=== Dataset ===

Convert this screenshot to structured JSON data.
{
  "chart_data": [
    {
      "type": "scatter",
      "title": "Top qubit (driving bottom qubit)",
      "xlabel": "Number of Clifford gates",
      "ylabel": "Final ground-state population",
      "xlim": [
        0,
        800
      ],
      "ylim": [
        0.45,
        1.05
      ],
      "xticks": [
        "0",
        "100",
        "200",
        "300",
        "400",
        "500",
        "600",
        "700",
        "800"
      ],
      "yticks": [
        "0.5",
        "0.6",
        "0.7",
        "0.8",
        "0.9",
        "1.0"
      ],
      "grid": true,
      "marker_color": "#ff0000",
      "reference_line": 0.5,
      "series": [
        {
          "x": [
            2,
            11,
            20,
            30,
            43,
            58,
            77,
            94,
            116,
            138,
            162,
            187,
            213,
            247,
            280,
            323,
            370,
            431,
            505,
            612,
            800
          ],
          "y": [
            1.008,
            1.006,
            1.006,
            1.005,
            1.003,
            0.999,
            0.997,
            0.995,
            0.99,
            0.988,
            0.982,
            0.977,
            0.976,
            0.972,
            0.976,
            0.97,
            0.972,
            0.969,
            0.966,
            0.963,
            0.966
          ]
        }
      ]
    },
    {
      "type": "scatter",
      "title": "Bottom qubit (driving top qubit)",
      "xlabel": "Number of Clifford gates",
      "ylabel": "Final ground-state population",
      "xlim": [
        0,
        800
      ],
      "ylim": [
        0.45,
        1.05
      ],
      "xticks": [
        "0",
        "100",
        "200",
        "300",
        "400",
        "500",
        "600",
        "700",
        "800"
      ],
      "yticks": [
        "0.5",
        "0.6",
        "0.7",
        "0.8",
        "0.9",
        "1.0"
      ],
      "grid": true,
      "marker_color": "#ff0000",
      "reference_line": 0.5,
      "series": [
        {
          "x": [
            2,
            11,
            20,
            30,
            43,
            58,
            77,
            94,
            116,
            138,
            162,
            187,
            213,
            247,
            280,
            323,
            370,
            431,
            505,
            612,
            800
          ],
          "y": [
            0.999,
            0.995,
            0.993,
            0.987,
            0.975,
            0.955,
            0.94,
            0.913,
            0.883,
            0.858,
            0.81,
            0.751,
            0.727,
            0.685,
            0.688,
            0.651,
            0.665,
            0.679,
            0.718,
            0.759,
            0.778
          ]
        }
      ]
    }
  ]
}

===

= Brief =
Retype every record above exactly as it appears.

= Result for this task =
Convert this screenshot to structured JSON data.
{
  "chart_data": [
    {
      "type": "scatter",
      "title": "Top qubit (driving bottom qubit)",
      "xlabel": "Number of Clifford gates",
      "ylabel": "Final ground-state population",
      "xlim": [
        0,
        800
      ],
      "ylim": [
        0.45,
        1.05
      ],
      "xticks": [
        "0",
        "100",
        "200",
        "300",
        "400",
        "500",
        "600",
        "700",
        "800"
      ],
      "yticks": [
        "0.5",
        "0.6",
        "0.7",
        "0.8",
        "0.9",
        "1.0"
      ],
      "grid": true,
      "marker_color": "#ff0000",
      "reference_line": 0.5,
      "series": [
        {
          "x": [
            2,
            11,
            20,
            30,
            43,
            58,
            77,
            94,
            116,
            138,
            162,
            187,
            213,
            247,
            280,
            323,
            370,
            431,
            505,
            612,
            800
          ],
          "y": [
            1.008,
            1.006,
            1.006,
            1.005,
            1.003,
            0.999,
            0.997,
            0.995,
            0.99,
            0.988,
            0.982,
            0.977,
            0.976,
            0.972,
            0.976,
            0.97,
            0.972,
            0.969,
            0.966,
            0.963,
            0.966
          ]
        }
      ]
    },
    {
      "type": "scatter",
      "title": "Bottom qubit (driving top qubit)",
      "xlabel": "Number of Clifford gates",
      "ylabel": "Final ground-state population",
      "xlim": [
        0,
        800
      ],
      "ylim": [
        0.45,
        1.05
      ],
      "xticks": [
        "0",
        "100",
        "200",
        "300",
        "400",
        "500",
        "600",
        "700",
        "800"
      ],
      "yticks": [
        "0.5",
        "0.6",
        "0.7",
        "0.8",
        "0.9",
        "1.0"
      ],
      "grid": true,
      "marker_color": "#ff0000",
      "reference_line": 0.5,
      "series": [
        {
          "x": [
            2,
            11,
            20,
            30,
            43,
            58,
            77,
            94,
            116,
            138,
            162,
            187,
            213,
            247,
            280,
            323,
            370,
            431,
            505,
            612,
            800
          ],
          "y": [
            0.999,
            0.995,
            0.993,
            0.987,
            0.975,
            0.955,
            0.94,
            0.913,
            0.883,
            0.858,
            0.81,
            0.751,
            0.727,
            0.685,
            0.688,
            0.651,
            0.665,
            0.679,
            0.718,
            0.759,
            0.778
          ]
        }
      ]
    }
  ]
}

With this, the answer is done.